* [JOB]:
Across the data below, how many lines hold "true"? Answer with that number and nothing else.

** Begin THE INPUT **

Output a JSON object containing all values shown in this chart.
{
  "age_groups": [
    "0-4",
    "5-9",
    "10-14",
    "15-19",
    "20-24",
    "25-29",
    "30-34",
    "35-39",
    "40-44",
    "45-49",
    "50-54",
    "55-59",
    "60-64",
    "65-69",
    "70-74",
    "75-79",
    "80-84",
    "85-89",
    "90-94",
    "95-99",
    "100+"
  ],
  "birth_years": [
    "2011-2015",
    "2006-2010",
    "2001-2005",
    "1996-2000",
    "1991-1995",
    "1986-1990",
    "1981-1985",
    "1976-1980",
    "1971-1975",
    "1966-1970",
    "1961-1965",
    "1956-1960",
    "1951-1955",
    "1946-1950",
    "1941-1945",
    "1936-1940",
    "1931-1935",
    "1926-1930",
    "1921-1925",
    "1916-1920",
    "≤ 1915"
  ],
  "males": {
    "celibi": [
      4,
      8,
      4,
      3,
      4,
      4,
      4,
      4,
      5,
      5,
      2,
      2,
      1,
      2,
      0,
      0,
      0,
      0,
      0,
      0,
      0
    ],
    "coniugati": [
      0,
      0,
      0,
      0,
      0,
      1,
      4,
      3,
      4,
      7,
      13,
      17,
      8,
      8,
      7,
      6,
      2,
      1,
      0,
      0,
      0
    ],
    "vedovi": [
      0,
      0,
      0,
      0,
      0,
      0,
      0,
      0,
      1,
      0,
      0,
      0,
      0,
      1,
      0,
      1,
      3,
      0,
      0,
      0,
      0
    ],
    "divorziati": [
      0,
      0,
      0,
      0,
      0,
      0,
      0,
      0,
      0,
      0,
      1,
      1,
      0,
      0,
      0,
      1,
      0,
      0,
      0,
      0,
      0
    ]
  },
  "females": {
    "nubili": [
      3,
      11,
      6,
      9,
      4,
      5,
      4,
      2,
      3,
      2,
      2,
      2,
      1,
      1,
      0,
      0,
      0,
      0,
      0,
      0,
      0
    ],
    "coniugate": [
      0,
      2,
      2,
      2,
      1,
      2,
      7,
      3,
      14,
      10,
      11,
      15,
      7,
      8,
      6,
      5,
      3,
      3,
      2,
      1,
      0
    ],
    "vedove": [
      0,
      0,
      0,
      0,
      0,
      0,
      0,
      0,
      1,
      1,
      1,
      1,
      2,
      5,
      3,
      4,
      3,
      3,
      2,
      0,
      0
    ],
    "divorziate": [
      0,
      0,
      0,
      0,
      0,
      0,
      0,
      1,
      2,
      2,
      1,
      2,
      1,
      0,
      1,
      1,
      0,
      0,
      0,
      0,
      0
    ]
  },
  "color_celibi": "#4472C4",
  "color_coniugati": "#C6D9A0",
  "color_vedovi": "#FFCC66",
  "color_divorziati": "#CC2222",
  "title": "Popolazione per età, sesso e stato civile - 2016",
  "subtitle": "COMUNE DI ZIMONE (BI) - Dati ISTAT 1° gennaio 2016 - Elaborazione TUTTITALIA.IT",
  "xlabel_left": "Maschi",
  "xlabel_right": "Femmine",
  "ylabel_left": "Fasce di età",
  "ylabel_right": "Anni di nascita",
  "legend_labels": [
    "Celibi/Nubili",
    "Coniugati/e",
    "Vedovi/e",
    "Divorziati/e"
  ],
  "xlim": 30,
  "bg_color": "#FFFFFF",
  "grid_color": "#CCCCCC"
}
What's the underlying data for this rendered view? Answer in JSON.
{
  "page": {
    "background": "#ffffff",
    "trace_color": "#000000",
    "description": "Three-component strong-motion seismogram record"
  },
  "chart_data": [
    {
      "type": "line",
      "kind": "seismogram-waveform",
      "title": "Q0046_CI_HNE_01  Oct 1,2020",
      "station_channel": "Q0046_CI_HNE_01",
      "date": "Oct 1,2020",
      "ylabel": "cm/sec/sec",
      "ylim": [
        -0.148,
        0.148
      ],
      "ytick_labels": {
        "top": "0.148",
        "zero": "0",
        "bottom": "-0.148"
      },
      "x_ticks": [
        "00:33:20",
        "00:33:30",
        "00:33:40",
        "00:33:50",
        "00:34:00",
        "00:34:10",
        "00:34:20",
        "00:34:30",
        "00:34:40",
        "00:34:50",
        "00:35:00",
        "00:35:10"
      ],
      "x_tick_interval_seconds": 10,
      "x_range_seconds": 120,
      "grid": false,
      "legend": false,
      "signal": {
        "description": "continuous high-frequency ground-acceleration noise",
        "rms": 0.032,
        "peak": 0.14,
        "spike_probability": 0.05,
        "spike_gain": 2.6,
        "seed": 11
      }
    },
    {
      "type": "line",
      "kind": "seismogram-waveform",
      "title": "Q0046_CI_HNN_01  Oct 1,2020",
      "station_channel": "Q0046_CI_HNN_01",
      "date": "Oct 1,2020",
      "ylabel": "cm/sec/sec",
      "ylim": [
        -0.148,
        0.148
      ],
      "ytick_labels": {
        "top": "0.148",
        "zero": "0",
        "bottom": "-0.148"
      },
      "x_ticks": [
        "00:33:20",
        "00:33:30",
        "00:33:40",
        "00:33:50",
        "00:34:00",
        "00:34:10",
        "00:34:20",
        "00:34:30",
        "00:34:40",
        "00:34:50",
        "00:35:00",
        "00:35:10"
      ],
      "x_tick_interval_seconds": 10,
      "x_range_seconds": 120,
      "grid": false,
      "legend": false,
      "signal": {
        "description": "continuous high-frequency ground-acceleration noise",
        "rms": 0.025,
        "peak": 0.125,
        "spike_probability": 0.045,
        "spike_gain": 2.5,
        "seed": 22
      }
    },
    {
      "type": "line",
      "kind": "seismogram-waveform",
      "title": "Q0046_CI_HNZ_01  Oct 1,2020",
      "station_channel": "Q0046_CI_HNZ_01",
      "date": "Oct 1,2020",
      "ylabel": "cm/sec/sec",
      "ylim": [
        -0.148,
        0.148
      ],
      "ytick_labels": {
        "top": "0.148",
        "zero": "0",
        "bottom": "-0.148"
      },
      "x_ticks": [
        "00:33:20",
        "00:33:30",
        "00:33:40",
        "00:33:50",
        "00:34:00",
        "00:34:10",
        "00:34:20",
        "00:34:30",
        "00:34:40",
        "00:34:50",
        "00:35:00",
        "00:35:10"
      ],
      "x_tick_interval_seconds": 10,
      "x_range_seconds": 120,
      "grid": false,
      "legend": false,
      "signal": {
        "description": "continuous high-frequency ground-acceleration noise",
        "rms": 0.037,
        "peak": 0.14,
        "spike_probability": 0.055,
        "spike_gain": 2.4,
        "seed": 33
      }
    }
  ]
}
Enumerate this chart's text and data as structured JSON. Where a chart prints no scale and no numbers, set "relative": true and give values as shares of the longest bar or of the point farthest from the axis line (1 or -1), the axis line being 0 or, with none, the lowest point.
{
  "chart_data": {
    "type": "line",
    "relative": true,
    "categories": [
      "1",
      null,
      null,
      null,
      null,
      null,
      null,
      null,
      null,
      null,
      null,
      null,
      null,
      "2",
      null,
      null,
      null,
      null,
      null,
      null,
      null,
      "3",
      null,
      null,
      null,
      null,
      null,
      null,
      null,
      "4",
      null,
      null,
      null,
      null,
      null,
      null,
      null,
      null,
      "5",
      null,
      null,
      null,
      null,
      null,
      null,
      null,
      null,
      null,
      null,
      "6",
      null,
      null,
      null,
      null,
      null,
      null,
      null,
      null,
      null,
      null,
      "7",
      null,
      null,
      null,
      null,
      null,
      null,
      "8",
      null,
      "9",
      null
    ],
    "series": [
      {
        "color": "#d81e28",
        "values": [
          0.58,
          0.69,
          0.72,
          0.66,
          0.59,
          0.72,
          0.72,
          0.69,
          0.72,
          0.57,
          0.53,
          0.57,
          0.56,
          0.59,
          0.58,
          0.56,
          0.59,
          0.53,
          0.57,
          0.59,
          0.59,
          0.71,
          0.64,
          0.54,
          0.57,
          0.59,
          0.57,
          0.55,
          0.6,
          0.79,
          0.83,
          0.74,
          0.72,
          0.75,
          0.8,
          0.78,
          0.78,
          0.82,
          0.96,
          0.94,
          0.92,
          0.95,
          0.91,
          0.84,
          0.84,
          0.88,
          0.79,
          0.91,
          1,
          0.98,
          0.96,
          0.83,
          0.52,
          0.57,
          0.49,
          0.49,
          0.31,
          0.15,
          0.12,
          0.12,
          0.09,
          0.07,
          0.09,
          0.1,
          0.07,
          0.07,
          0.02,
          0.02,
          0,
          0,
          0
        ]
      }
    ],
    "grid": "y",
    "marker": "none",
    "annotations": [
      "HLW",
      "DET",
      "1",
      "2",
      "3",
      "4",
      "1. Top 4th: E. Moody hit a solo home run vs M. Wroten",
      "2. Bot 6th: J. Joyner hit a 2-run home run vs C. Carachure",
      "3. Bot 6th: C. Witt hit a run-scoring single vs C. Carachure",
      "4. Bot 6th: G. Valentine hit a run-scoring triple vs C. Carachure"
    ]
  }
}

** End THE INPUT **

* [THE SOLUTION]:
2